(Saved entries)
○ ○ ○ ○ ○ ○ ○

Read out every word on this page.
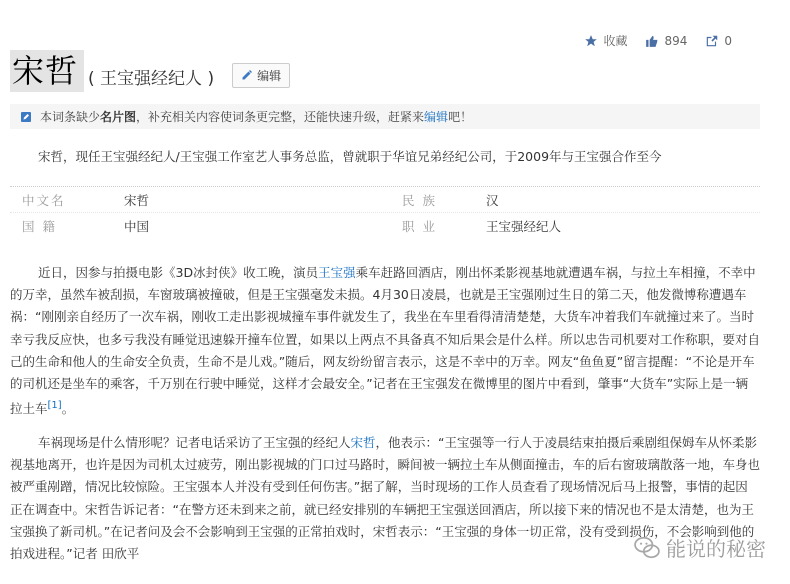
收藏	894	0
宋哲 ( 王宝强经纪人 )	编辑
本词条缺少 名片图 ，补充相关内容使词条更完整，还能快速升级，赶紧来 编辑 吧！
宋哲，现任王宝强经纪人/王宝强工作室艺人事务总监，曾就职于华谊兄弟经纪公司，于2009年与王宝强合作至今
中文名	宋哲	民 族	汉
国 籍	中国	职 业	王宝强经纪人

近日，因参与拍摄电影《3D冰封侠》收工晚，演员王宝强乘车赶路回酒店，刚出怀柔影视基地就遭遇车祸，与拉土车相撞，不幸中的万幸，虽然车被刮损，车窗玻璃被撞破，但是王宝强毫发未损。4月30日凌晨，也就是王宝强刚过生日的第二天，他发微博称遭遇车祸：“刚刚亲自经历了一次车祸，刚收工走出影视城撞车事件就发生了，我坐在车里看得清清楚楚，大货车冲着我们车就撞过来了。当时幸亏我反应快，也多亏我没有睡觉迅速躲开撞车位置，如果以上两点不具备真不知后果会是什么样。所以忠告司机要对工作称职，要对自己的生命和他人的生命安全负责，生命不是儿戏。”随后，网友纷纷留言表示，这是不幸中的万幸。网友“鱼鱼夏”留言提醒：“不论是开车的司机还是坐车的乘客，千万别在行驶中睡觉，这样才会最安全。”记者在王宝强发在微博里的图片中看到，肇事“大货车”实际上是一辆拉土车[1]。

车祸现场是什么情形呢？记者电话采访了王宝强的经纪人宋哲，他表示：“王宝强等一行人于凌晨结束拍摄后乘剧组保姆车从怀柔影视基地离开，也许是因为司机太过疲劳，刚出影视城的门口过马路时，瞬间被一辆拉土车从侧面撞击，车的后右窗玻璃散落一地，车身也被严重剐蹭，情况比较惊险。王宝强本人并没有受到任何伤害。”据了解，当时现场的工作人员查看了现场情况后马上报警，事情的起因正在调查中。宋哲告诉记者：“在警方还未到来之前，就已经安排别的车辆把王宝强送回酒店，所以接下来的情况也不是太清楚，也为王宝强换了新司机。”在记者问及会不会影响到王宝强的正常拍戏时，宋哲表示：“王宝强的身体一切正常，没有受到损伤，不会影响到他的拍戏进程。”记者 田欣平	能说的秘密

○ ○ ○ ○ ○ ○ ○

*Written problem*
Omit the pictures. Transcribe every record exactly.

*Written solution*
Read out every word on this page.
收藏	894	0
宋哲 ( 王宝强经纪人 )	编辑
本词条缺少 名片图 ，补充相关内容使词条更完整，还能快速升级，赶紧来 编辑 吧！
宋哲，现任王宝强经纪人/王宝强工作室艺人事务总监，曾就职于华谊兄弟经纪公司，于2009年与王宝强合作至今
中文名	宋哲	民 族	汉
国 籍	中国	职 业	王宝强经纪人

近日，因参与拍摄电影《3D冰封侠》收工晚，演员王宝强乘车赶路回酒店，刚出怀柔影视基地就遭遇车祸，与拉土车相撞，不幸中的万幸，虽然车被刮损，车窗玻璃被撞破，但是王宝强毫发未损。4月30日凌晨，也就是王宝强刚过生日的第二天，他发微博称遭遇车祸：“刚刚亲自经历了一次车祸，刚收工走出影视城撞车事件就发生了，我坐在车里看得清清楚楚，大货车冲着我们车就撞过来了。当时幸亏我反应快，也多亏我没有睡觉迅速躲开撞车位置，如果以上两点不具备真不知后果会是什么样。所以忠告司机要对工作称职，要对自己的生命和他人的生命安全负责，生命不是儿戏。”随后，网友纷纷留言表示，这是不幸中的万幸。网友“鱼鱼夏”留言提醒：“不论是开车的司机还是坐车的乘客，千万别在行驶中睡觉，这样才会最安全。”记者在王宝强发在微博里的图片中看到，肇事“大货车”实际上是一辆拉土车[1]。

车祸现场是什么情形呢？记者电话采访了王宝强的经纪人宋哲，他表示：“王宝强等一行人于凌晨结束拍摄后乘剧组保姆车从怀柔影视基地离开，也许是因为司机太过疲劳，刚出影视城的门口过马路时，瞬间被一辆拉土车从侧面撞击，车的后右窗玻璃散落一地，车身也被严重剐蹭，情况比较惊险。王宝强本人并没有受到任何伤害。”据了解，当时现场的工作人员查看了现场情况后马上报警，事情的起因正在调查中。宋哲告诉记者：“在警方还未到来之前，就已经安排别的车辆把王宝强送回酒店，所以接下来的情况也不是太清楚，也为王宝强换了新司机。”在记者问及会不会影响到王宝强的正常拍戏时，宋哲表示：“王宝强的身体一切正常，没有受到损伤，不会影响到他的拍戏进程。”记者 田欣平	能说的秘密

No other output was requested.